Task objective:
Only the pictures are left out: repeat the rest of the entries exactly.

______

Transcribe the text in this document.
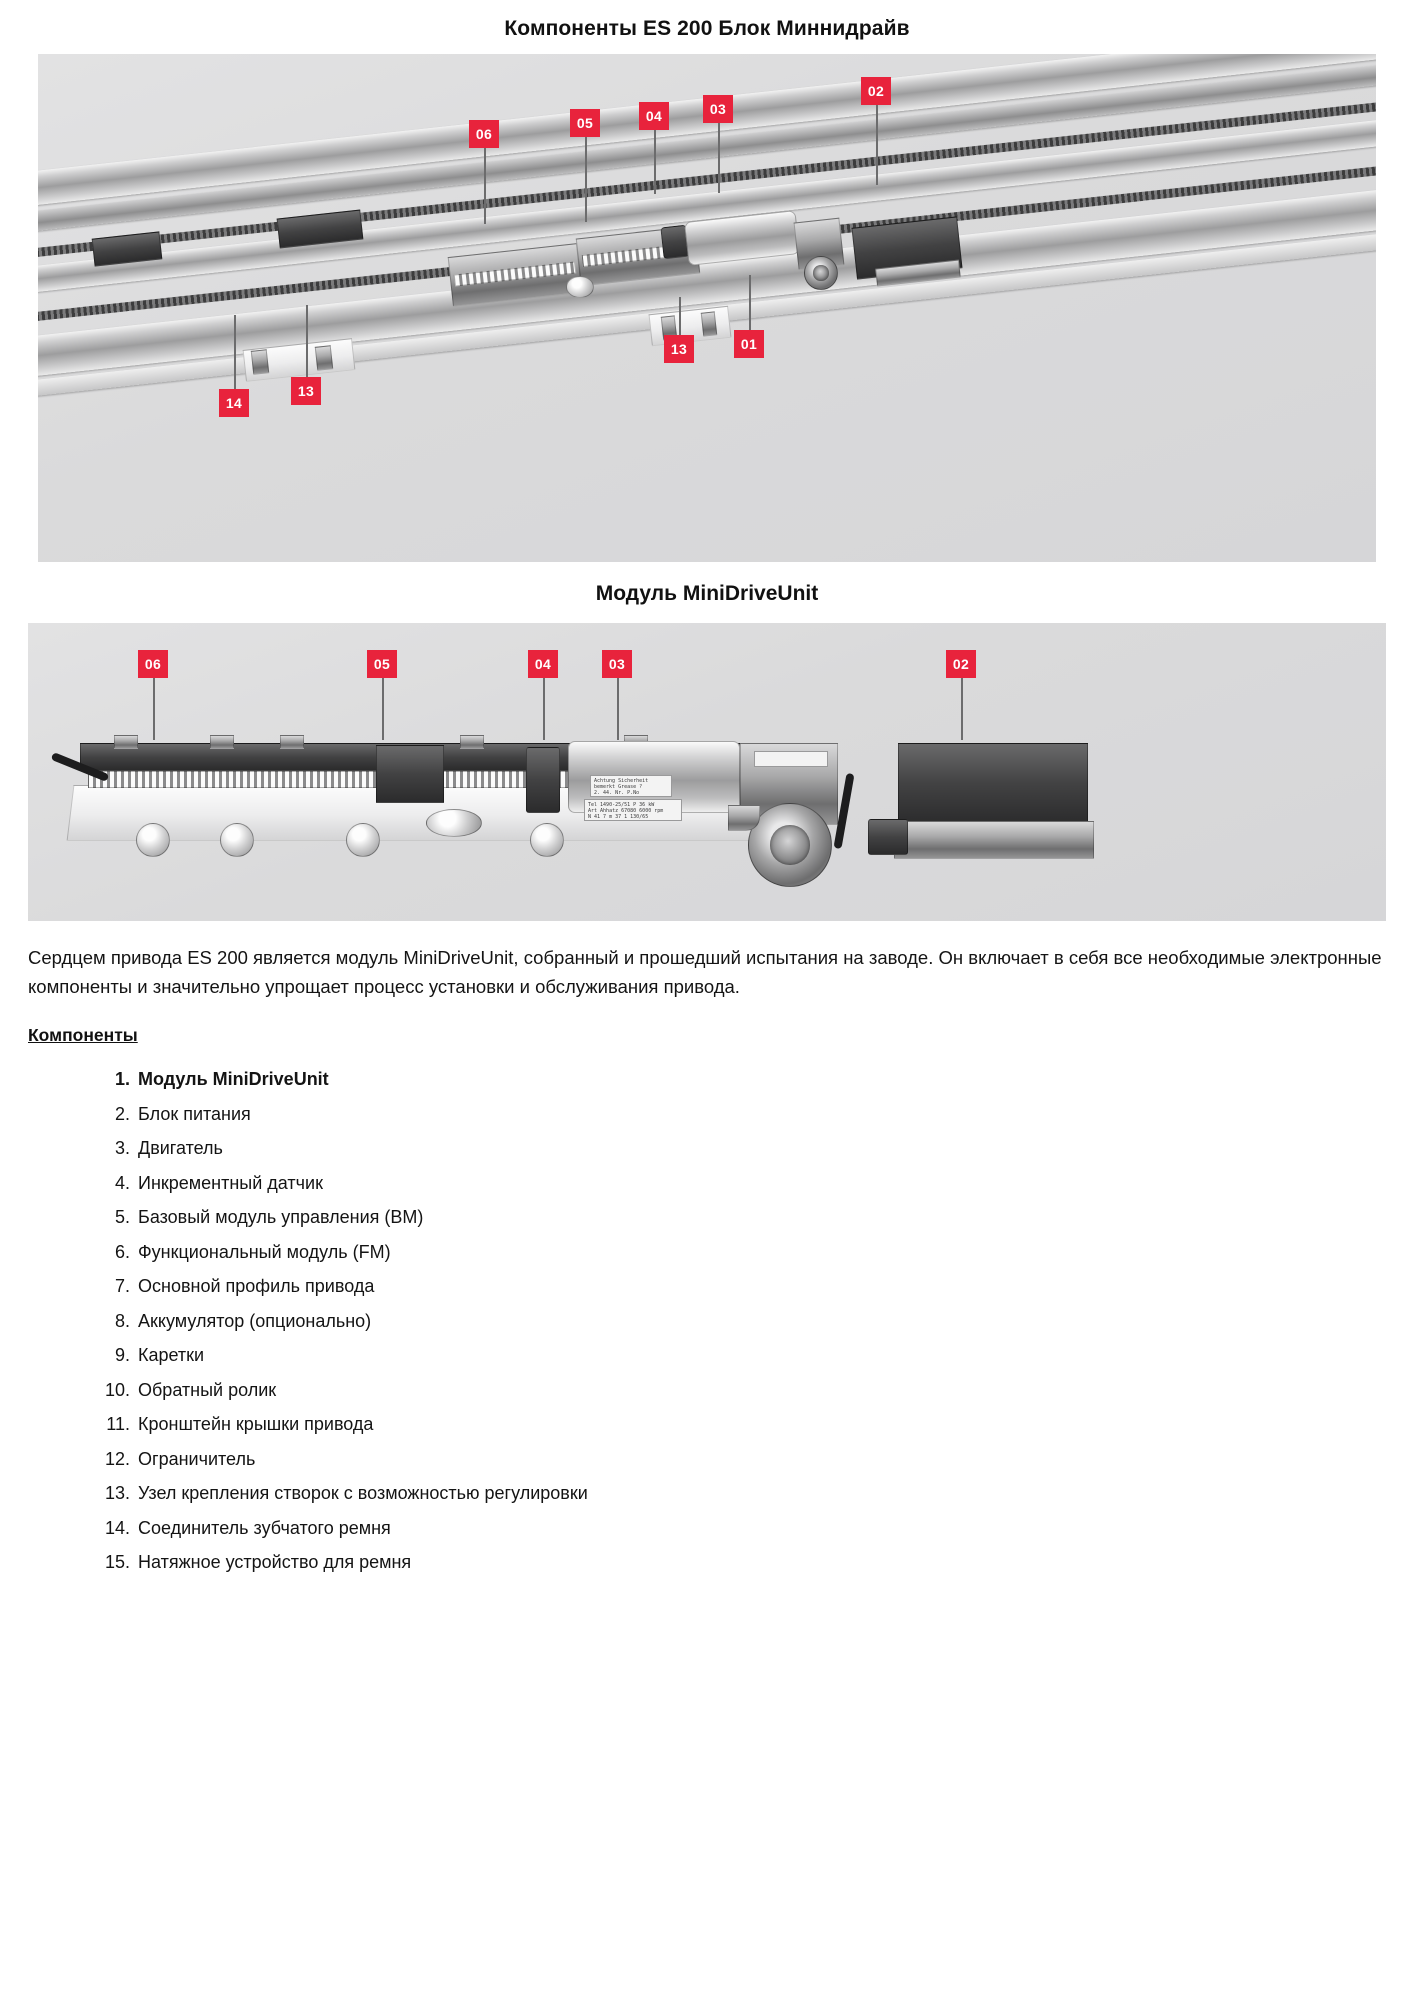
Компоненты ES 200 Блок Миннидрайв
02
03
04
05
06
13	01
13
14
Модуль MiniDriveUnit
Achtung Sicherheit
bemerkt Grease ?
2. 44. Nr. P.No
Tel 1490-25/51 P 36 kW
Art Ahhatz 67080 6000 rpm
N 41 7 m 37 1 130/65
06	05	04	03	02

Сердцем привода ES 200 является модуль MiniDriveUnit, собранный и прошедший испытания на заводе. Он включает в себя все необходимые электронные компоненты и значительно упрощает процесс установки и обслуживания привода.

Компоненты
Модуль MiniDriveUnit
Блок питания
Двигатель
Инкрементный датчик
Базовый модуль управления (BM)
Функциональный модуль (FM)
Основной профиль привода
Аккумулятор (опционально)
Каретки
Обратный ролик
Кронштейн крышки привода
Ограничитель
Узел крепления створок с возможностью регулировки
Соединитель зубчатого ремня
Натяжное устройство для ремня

______

Exercise response:
Transcribe the text in this document.
Компоненты ES 200 Блок Миннидрайв
02
03
04
05
06
13	01
13
14
Модуль MiniDriveUnit
Achtung Sicherheit
bemerkt Grease ?
2. 44. Nr. P.No
Tel 1490-25/51 P 36 kW
Art Ahhatz 67080 6000 rpm
N 41 7 m 37 1 130/65
06	05	04	03	02

Сердцем привода ES 200 является модуль MiniDriveUnit, собранный и прошедший испытания на заводе. Он включает в себя все необходимые электронные компоненты и значительно упрощает процесс установки и обслуживания привода.

Компоненты
Модуль MiniDriveUnit
Блок питания
Двигатель
Инкрементный датчик
Базовый модуль управления (BM)
Функциональный модуль (FM)
Основной профиль привода
Аккумулятор (опционально)
Каретки
Обратный ролик
Кронштейн крышки привода
Ограничитель
Узел крепления створок с возможностью регулировки
Соединитель зубчатого ремня
Натяжное устройство для ремня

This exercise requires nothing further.